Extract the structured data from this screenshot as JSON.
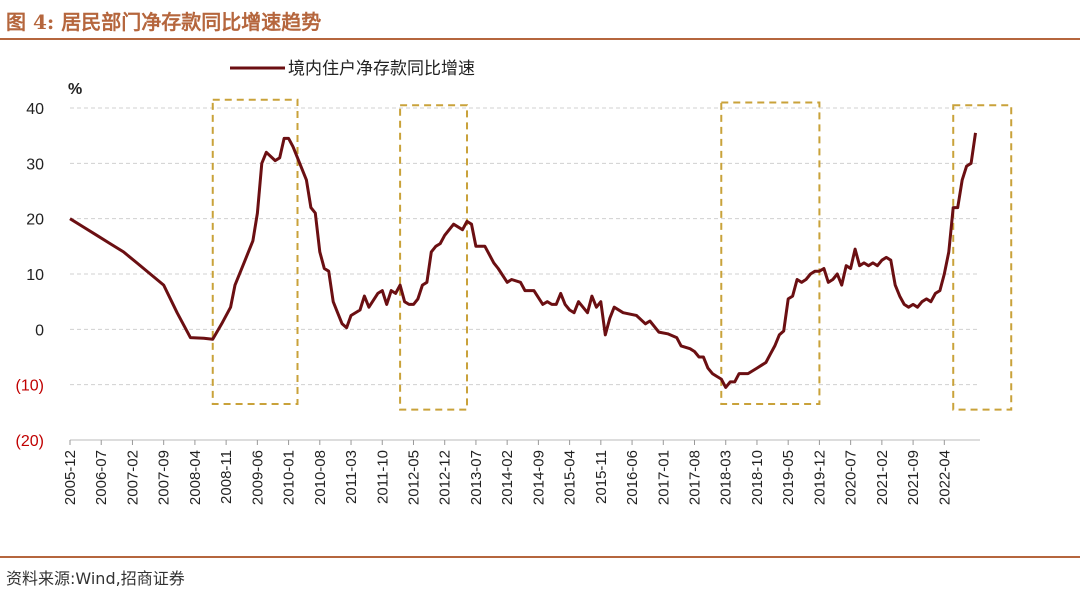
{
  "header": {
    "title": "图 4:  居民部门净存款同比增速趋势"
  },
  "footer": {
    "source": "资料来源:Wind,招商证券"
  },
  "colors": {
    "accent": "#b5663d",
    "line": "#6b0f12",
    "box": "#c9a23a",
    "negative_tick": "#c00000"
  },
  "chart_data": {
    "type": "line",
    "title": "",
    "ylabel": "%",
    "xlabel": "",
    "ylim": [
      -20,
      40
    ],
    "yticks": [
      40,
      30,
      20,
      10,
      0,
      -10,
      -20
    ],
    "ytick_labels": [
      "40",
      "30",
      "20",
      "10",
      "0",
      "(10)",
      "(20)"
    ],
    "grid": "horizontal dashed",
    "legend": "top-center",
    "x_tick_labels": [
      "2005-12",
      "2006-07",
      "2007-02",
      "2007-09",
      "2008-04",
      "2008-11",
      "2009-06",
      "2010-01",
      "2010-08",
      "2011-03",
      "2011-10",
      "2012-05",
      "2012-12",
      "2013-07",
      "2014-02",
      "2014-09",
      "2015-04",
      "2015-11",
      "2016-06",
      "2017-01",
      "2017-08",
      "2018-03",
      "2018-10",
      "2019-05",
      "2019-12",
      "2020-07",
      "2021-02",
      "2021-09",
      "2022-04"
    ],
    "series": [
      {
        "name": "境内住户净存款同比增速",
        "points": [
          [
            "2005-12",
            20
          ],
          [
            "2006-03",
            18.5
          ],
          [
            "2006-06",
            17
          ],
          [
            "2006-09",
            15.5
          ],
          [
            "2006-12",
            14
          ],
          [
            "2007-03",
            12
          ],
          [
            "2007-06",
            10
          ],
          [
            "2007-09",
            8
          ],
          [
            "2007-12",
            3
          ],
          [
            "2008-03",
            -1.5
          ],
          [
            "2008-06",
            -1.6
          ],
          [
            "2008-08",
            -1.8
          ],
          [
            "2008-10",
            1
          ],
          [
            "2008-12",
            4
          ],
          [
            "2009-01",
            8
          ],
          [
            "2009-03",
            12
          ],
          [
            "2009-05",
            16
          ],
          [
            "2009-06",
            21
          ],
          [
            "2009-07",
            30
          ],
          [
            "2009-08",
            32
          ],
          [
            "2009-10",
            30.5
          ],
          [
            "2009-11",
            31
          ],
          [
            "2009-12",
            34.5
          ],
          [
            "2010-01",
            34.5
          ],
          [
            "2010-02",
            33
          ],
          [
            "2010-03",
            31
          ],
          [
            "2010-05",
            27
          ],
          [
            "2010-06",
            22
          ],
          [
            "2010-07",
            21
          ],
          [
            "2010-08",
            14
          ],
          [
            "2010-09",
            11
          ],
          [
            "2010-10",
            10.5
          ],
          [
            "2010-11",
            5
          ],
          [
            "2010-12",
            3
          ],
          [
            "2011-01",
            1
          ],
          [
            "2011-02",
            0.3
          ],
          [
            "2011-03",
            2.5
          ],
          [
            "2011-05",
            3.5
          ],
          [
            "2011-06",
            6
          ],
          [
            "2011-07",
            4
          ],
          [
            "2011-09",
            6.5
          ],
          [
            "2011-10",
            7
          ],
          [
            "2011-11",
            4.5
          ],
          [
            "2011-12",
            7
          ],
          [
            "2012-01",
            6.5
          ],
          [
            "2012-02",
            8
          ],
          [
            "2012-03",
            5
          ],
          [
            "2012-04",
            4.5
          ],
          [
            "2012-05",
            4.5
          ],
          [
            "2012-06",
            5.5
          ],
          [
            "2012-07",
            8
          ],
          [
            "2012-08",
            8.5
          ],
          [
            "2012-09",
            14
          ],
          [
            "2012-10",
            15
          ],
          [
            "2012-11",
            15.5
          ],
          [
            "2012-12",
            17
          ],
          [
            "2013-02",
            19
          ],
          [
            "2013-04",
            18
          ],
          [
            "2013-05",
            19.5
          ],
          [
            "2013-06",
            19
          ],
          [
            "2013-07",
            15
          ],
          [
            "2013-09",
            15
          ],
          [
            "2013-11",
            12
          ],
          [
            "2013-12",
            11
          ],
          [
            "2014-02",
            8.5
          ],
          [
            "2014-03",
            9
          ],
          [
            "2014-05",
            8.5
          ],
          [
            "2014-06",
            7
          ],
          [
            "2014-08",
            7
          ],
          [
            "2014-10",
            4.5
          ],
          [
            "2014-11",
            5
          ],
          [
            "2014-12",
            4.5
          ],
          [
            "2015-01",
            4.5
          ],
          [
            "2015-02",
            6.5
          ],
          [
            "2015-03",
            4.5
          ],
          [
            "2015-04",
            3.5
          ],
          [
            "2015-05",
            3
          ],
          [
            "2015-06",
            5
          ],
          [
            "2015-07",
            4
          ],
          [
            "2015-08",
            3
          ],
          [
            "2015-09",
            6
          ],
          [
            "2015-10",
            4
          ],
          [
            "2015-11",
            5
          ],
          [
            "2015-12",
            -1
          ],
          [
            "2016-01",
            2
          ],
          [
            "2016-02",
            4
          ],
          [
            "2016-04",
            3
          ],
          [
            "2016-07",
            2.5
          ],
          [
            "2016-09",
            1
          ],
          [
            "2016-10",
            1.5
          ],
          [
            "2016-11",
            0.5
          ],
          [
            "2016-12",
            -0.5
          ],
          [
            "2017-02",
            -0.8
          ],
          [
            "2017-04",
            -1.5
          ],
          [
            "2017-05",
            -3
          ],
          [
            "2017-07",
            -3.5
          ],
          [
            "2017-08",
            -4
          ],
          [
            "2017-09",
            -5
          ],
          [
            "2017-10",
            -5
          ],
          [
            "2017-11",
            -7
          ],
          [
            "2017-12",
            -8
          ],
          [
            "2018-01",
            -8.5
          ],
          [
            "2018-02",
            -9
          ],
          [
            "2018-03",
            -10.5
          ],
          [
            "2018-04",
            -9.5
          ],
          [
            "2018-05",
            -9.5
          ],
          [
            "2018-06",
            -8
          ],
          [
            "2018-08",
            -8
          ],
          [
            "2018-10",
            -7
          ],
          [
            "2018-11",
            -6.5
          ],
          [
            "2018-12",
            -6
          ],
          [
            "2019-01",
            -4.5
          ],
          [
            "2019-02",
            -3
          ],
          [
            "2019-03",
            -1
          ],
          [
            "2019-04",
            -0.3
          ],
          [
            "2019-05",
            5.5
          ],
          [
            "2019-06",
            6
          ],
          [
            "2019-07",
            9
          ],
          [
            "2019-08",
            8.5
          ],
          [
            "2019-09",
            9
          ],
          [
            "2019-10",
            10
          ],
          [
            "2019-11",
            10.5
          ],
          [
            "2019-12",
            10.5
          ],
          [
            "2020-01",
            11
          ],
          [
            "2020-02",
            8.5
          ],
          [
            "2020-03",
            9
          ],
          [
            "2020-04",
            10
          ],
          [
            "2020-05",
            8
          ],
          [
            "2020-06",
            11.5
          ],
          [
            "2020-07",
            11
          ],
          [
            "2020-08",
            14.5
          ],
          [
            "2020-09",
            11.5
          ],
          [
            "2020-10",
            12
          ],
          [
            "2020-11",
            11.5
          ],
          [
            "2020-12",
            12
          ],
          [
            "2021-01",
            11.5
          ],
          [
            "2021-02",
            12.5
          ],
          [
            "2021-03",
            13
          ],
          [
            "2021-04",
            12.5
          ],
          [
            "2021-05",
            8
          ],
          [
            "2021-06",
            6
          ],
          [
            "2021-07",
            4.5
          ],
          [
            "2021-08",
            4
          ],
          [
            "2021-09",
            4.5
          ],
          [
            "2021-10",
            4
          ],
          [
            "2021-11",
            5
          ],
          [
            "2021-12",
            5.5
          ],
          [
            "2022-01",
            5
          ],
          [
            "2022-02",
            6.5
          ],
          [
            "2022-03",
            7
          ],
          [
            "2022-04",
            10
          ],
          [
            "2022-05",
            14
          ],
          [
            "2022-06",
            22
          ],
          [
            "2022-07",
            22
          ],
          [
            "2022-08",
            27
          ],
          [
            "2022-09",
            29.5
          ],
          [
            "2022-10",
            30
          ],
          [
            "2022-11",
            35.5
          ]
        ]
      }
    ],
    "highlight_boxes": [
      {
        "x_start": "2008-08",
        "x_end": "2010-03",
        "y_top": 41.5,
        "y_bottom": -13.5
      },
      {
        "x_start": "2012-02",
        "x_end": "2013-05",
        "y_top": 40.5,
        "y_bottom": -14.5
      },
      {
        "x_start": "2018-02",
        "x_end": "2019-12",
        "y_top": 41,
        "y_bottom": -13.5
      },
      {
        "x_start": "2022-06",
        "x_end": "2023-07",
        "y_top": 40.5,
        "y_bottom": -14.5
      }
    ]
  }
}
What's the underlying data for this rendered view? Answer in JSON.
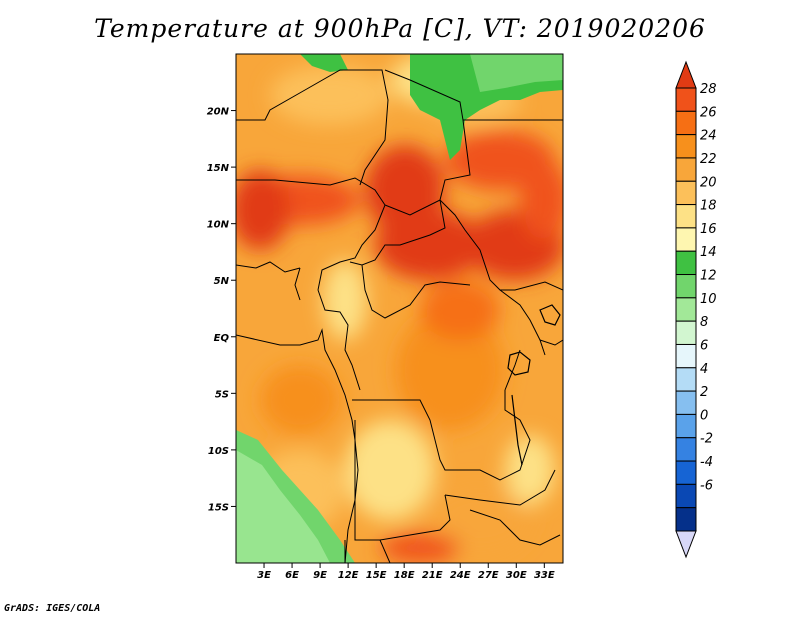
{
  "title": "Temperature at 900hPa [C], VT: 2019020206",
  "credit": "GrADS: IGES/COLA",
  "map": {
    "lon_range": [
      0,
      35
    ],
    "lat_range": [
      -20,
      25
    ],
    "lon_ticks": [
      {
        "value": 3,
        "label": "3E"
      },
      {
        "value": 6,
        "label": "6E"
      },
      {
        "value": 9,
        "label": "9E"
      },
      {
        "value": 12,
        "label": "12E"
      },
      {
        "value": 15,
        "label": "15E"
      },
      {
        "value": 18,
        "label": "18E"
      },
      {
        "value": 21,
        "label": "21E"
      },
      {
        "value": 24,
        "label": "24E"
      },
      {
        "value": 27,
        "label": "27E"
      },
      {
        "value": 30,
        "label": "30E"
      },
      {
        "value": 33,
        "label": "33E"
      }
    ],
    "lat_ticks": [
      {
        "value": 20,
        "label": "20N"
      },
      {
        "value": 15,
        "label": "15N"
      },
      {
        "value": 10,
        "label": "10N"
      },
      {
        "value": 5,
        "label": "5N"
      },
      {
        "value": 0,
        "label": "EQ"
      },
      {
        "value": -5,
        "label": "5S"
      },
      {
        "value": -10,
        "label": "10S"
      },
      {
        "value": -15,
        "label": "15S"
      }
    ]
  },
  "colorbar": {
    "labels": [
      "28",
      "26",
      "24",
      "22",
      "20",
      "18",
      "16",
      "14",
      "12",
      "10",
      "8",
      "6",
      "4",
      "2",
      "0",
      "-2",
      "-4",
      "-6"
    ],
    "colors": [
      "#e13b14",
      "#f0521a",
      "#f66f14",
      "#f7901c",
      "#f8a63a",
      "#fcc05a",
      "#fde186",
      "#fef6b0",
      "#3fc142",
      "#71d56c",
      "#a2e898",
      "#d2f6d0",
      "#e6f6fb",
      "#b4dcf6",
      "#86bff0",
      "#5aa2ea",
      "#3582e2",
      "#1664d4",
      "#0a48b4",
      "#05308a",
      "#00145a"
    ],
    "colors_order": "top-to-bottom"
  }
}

**EXERCISE TASK:** List all lines from the entries that include the word "JSON".

**REPLY:**
Extract the structured data from this screenshot as JSON.
What's the underlying data for this rendered view? Answer in JSON.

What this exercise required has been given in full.